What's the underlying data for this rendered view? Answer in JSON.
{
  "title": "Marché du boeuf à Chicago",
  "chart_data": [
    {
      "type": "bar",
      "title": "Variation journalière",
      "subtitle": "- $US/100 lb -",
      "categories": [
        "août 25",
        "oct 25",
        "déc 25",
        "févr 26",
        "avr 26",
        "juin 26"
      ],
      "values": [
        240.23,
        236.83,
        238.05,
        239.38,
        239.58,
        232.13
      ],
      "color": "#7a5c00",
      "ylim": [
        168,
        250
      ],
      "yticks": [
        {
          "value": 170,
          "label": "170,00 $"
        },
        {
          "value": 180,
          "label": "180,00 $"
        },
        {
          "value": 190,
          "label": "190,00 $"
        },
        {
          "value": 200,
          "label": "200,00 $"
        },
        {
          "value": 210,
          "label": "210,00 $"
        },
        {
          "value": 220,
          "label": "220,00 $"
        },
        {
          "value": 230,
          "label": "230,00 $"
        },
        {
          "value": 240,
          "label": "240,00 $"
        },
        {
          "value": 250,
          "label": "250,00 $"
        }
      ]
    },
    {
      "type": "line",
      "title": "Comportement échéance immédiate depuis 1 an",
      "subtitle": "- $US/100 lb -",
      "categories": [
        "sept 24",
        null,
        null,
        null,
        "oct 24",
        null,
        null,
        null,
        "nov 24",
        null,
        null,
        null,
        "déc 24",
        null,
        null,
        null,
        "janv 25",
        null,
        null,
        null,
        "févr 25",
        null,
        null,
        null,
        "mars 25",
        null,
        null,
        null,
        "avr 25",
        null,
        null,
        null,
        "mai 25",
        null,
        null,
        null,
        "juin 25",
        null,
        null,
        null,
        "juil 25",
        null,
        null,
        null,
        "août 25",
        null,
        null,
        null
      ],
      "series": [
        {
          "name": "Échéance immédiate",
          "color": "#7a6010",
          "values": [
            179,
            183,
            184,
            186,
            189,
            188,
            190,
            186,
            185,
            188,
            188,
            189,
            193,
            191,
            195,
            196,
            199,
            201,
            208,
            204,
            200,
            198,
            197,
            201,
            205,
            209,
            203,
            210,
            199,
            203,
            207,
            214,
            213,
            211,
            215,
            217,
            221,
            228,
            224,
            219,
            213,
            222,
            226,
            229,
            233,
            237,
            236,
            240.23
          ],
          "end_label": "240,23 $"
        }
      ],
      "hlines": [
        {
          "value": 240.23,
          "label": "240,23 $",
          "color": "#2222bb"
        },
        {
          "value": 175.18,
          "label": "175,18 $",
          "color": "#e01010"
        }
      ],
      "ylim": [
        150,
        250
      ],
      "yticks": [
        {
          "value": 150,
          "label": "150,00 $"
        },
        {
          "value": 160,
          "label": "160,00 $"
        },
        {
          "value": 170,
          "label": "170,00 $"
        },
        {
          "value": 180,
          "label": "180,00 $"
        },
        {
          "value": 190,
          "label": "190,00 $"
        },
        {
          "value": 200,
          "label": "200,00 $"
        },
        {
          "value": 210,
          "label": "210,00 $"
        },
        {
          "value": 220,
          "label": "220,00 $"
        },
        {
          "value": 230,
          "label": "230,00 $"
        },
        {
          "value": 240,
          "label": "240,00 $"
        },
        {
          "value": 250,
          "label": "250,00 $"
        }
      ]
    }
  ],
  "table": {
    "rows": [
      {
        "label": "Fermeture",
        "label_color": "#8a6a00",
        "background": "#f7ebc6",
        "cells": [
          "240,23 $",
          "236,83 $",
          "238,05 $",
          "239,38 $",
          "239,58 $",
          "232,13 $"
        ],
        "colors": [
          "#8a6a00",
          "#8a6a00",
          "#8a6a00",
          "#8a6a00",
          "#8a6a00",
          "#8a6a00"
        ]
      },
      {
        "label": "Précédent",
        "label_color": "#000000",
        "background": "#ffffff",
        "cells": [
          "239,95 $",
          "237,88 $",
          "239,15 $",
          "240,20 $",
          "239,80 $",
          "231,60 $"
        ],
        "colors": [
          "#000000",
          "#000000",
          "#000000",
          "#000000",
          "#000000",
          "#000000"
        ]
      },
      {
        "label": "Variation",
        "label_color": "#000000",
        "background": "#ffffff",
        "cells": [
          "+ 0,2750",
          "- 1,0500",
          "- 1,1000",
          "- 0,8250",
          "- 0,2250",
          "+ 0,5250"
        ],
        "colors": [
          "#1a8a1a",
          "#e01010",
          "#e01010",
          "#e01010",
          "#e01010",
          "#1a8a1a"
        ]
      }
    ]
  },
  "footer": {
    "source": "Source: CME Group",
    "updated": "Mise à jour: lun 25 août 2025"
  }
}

______

**TASK INSTRUCTIONS**
The records above are to be copied in full, exactly as written.

**PROBLEM SOLUTION**
What's the underlying data for this rendered view? Answer in JSON.
{
  "title": "Marché du boeuf à Chicago",
  "chart_data": [
    {
      "type": "bar",
      "title": "Variation journalière",
      "subtitle": "- $US/100 lb -",
      "categories": [
        "août 25",
        "oct 25",
        "déc 25",
        "févr 26",
        "avr 26",
        "juin 26"
      ],
      "values": [
        240.23,
        236.83,
        238.05,
        239.38,
        239.58,
        232.13
      ],
      "color": "#7a5c00",
      "ylim": [
        168,
        250
      ],
      "yticks": [
        {
          "value": 170,
          "label": "170,00 $"
        },
        {
          "value": 180,
          "label": "180,00 $"
        },
        {
          "value": 190,
          "label": "190,00 $"
        },
        {
          "value": 200,
          "label": "200,00 $"
        },
        {
          "value": 210,
          "label": "210,00 $"
        },
        {
          "value": 220,
          "label": "220,00 $"
        },
        {
          "value": 230,
          "label": "230,00 $"
        },
        {
          "value": 240,
          "label": "240,00 $"
        },
        {
          "value": 250,
          "label": "250,00 $"
        }
      ]
    },
    {
      "type": "line",
      "title": "Comportement échéance immédiate depuis 1 an",
      "subtitle": "- $US/100 lb -",
      "categories": [
        "sept 24",
        null,
        null,
        null,
        "oct 24",
        null,
        null,
        null,
        "nov 24",
        null,
        null,
        null,
        "déc 24",
        null,
        null,
        null,
        "janv 25",
        null,
        null,
        null,
        "févr 25",
        null,
        null,
        null,
        "mars 25",
        null,
        null,
        null,
        "avr 25",
        null,
        null,
        null,
        "mai 25",
        null,
        null,
        null,
        "juin 25",
        null,
        null,
        null,
        "juil 25",
        null,
        null,
        null,
        "août 25",
        null,
        null,
        null
      ],
      "series": [
        {
          "name": "Échéance immédiate",
          "color": "#7a6010",
          "values": [
            179,
            183,
            184,
            186,
            189,
            188,
            190,
            186,
            185,
            188,
            188,
            189,
            193,
            191,
            195,
            196,
            199,
            201,
            208,
            204,
            200,
            198,
            197,
            201,
            205,
            209,
            203,
            210,
            199,
            203,
            207,
            214,
            213,
            211,
            215,
            217,
            221,
            228,
            224,
            219,
            213,
            222,
            226,
            229,
            233,
            237,
            236,
            240.23
          ],
          "end_label": "240,23 $"
        }
      ],
      "hlines": [
        {
          "value": 240.23,
          "label": "240,23 $",
          "color": "#2222bb"
        },
        {
          "value": 175.18,
          "label": "175,18 $",
          "color": "#e01010"
        }
      ],
      "ylim": [
        150,
        250
      ],
      "yticks": [
        {
          "value": 150,
          "label": "150,00 $"
        },
        {
          "value": 160,
          "label": "160,00 $"
        },
        {
          "value": 170,
          "label": "170,00 $"
        },
        {
          "value": 180,
          "label": "180,00 $"
        },
        {
          "value": 190,
          "label": "190,00 $"
        },
        {
          "value": 200,
          "label": "200,00 $"
        },
        {
          "value": 210,
          "label": "210,00 $"
        },
        {
          "value": 220,
          "label": "220,00 $"
        },
        {
          "value": 230,
          "label": "230,00 $"
        },
        {
          "value": 240,
          "label": "240,00 $"
        },
        {
          "value": 250,
          "label": "250,00 $"
        }
      ]
    }
  ],
  "table": {
    "rows": [
      {
        "label": "Fermeture",
        "label_color": "#8a6a00",
        "background": "#f7ebc6",
        "cells": [
          "240,23 $",
          "236,83 $",
          "238,05 $",
          "239,38 $",
          "239,58 $",
          "232,13 $"
        ],
        "colors": [
          "#8a6a00",
          "#8a6a00",
          "#8a6a00",
          "#8a6a00",
          "#8a6a00",
          "#8a6a00"
        ]
      },
      {
        "label": "Précédent",
        "label_color": "#000000",
        "background": "#ffffff",
        "cells": [
          "239,95 $",
          "237,88 $",
          "239,15 $",
          "240,20 $",
          "239,80 $",
          "231,60 $"
        ],
        "colors": [
          "#000000",
          "#000000",
          "#000000",
          "#000000",
          "#000000",
          "#000000"
        ]
      },
      {
        "label": "Variation",
        "label_color": "#000000",
        "background": "#ffffff",
        "cells": [
          "+ 0,2750",
          "- 1,0500",
          "- 1,1000",
          "- 0,8250",
          "- 0,2250",
          "+ 0,5250"
        ],
        "colors": [
          "#1a8a1a",
          "#e01010",
          "#e01010",
          "#e01010",
          "#e01010",
          "#1a8a1a"
        ]
      }
    ]
  },
  "footer": {
    "source": "Source: CME Group",
    "updated": "Mise à jour: lun 25 août 2025"
  }
}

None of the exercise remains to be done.